● **WORK TO DO**:
Here are some records; quote them exactly, leaving out the pictures.

(Excerpt from a dataset)
________

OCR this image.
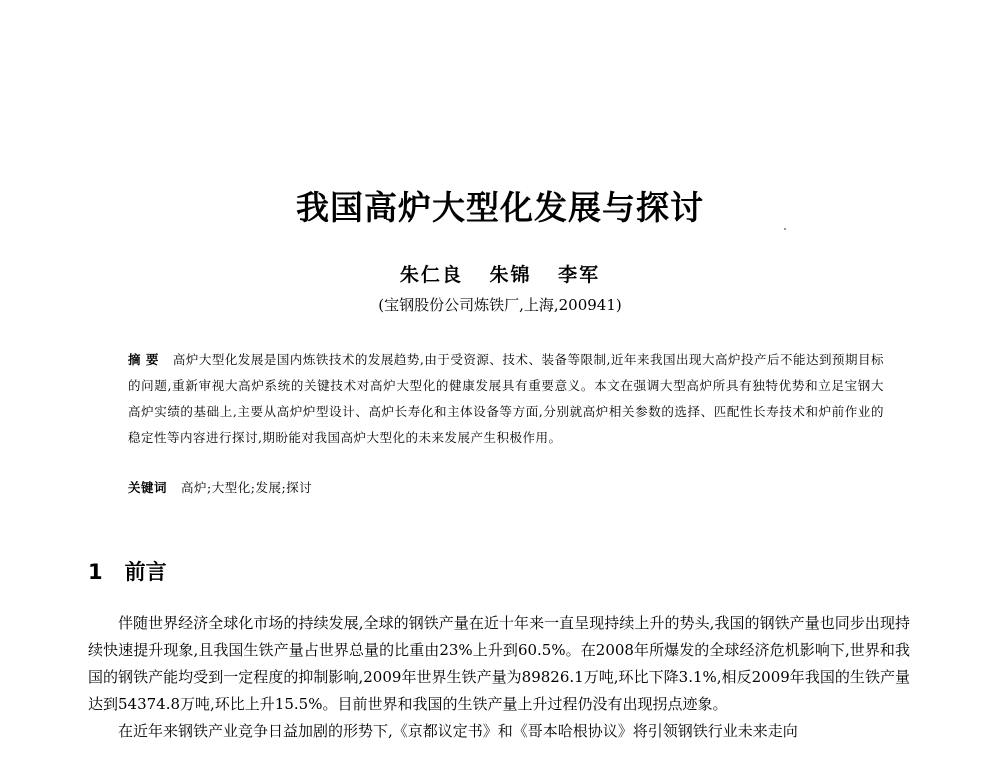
我国高炉大型化发展与探讨
朱仁良 朱锦 李军
(宝钢股份公司炼铁厂,上海,200941)
摘 要 高炉大型化发展是国内炼铁技术的发展趋势,由于受资源、技术、装备等限制,近年来我国出现大高炉投产后不能达到预期目标的问题,重新审视大高炉系统的关键技术对高炉大型化的健康发展具有重要意义。本文在强调大型高炉所具有独特优势和立足宝钢大高炉实绩的基础上,主要从高炉炉型设计、高炉长寿化和主体设备等方面,分别就高炉相关参数的选择、匹配性长寿技术和炉前作业的稳定性等内容进行探讨,期盼能对我国高炉大型化的未来发展产生积极作用。
关键词 高炉;大型化;发展;探讨
1 前言

伴随世界经济全球化市场的持续发展,全球的钢铁产量在近十年来一直呈现持续上升的势头,我国的钢铁产量也同步出现持续快速提升现象,且我国生铁产量占世界总量的比重由23%上升到60.5%。在2008年所爆发的全球经济危机影响下,世界和我国的钢铁产能均受到一定程度的抑制影响,2009年世界生铁产量为89826.1万吨,环比下降3.1%,相反2009年我国的生铁产量达到54374.8万吨,环比上升15.5%。目前世界和我国的生铁产量上升过程仍没有出现拐点迹象。

在近年来钢铁产业竞争日益加剧的形势下,《京都议定书》和《哥本哈根协议》将引领钢铁行业未来走向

________

● **THE OUTPUT**:
OCR this image.
我国高炉大型化发展与探讨
朱仁良 朱锦 李军
(宝钢股份公司炼铁厂,上海,200941)
摘 要 高炉大型化发展是国内炼铁技术的发展趋势,由于受资源、技术、装备等限制,近年来我国出现大高炉投产后不能达到预期目标的问题,重新审视大高炉系统的关键技术对高炉大型化的健康发展具有重要意义。本文在强调大型高炉所具有独特优势和立足宝钢大高炉实绩的基础上,主要从高炉炉型设计、高炉长寿化和主体设备等方面,分别就高炉相关参数的选择、匹配性长寿技术和炉前作业的稳定性等内容进行探讨,期盼能对我国高炉大型化的未来发展产生积极作用。
关键词 高炉;大型化;发展;探讨
1 前言

伴随世界经济全球化市场的持续发展,全球的钢铁产量在近十年来一直呈现持续上升的势头,我国的钢铁产量也同步出现持续快速提升现象,且我国生铁产量占世界总量的比重由23%上升到60.5%。在2008年所爆发的全球经济危机影响下,世界和我国的钢铁产能均受到一定程度的抑制影响,2009年世界生铁产量为89826.1万吨,环比下降3.1%,相反2009年我国的生铁产量达到54374.8万吨,环比上升15.5%。目前世界和我国的生铁产量上升过程仍没有出现拐点迹象。

在近年来钢铁产业竞争日益加剧的形势下,《京都议定书》和《哥本哈根协议》将引领钢铁行业未来走向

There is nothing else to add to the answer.